-- Start ENTRIES --

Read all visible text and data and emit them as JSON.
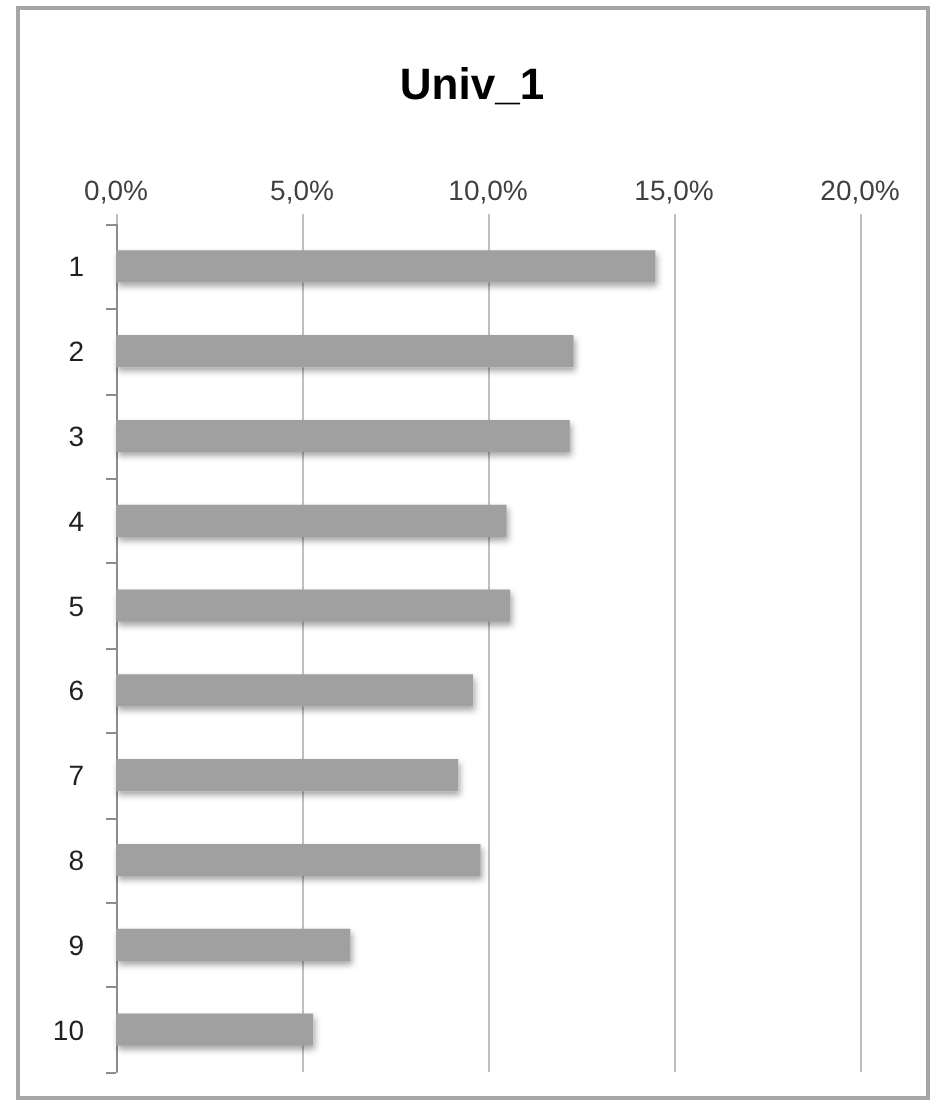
{
  "chart_data": {
    "type": "bar",
    "title": "Univ_1",
    "orientation": "horizontal",
    "categories": [
      "1",
      "2",
      "3",
      "4",
      "5",
      "6",
      "7",
      "8",
      "9",
      "10"
    ],
    "values": [
      14.5,
      12.3,
      12.2,
      10.5,
      10.6,
      9.6,
      9.2,
      9.8,
      6.3,
      5.3
    ],
    "color": "#a0a0a0",
    "xlim": [
      0,
      20
    ],
    "xticks": [
      {
        "value": 0,
        "label": "0,0%"
      },
      {
        "value": 5,
        "label": "5,0%"
      },
      {
        "value": 10,
        "label": "10,0%"
      },
      {
        "value": 15,
        "label": "15,0%"
      },
      {
        "value": 20,
        "label": "20,0%"
      }
    ],
    "grid": "x"
  }
}
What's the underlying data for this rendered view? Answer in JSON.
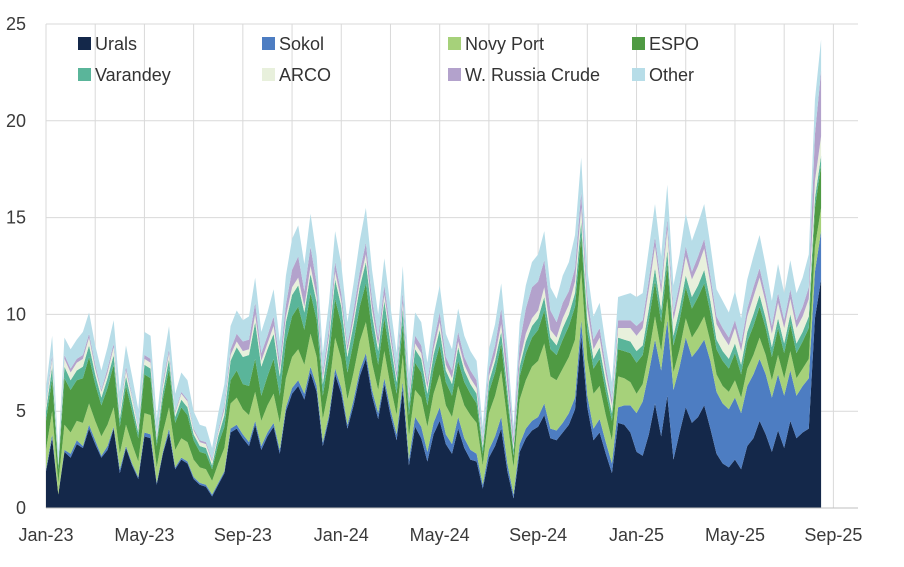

-- End ENTRIES --

* _GIVEN EXERCISE_:
Reproduce the entries exactly. Do not carry over any picture.

* _FINAL RESULT_:
Read all visible text and data and emit them as JSON.
{
  "chart_data": {
    "type": "bar",
    "title": "Univ_1",
    "orientation": "horizontal",
    "categories": [
      "1",
      "2",
      "3",
      "4",
      "5",
      "6",
      "7",
      "8",
      "9",
      "10"
    ],
    "values": [
      14.5,
      12.3,
      12.2,
      10.5,
      10.6,
      9.6,
      9.2,
      9.8,
      6.3,
      5.3
    ],
    "color": "#a0a0a0",
    "xlim": [
      0,
      20
    ],
    "xticks": [
      {
        "value": 0,
        "label": "0,0%"
      },
      {
        "value": 5,
        "label": "5,0%"
      },
      {
        "value": 10,
        "label": "10,0%"
      },
      {
        "value": 15,
        "label": "15,0%"
      },
      {
        "value": 20,
        "label": "20,0%"
      }
    ],
    "grid": "x"
  }
}
What's the underlying data for this rendered view? Answer in JSON.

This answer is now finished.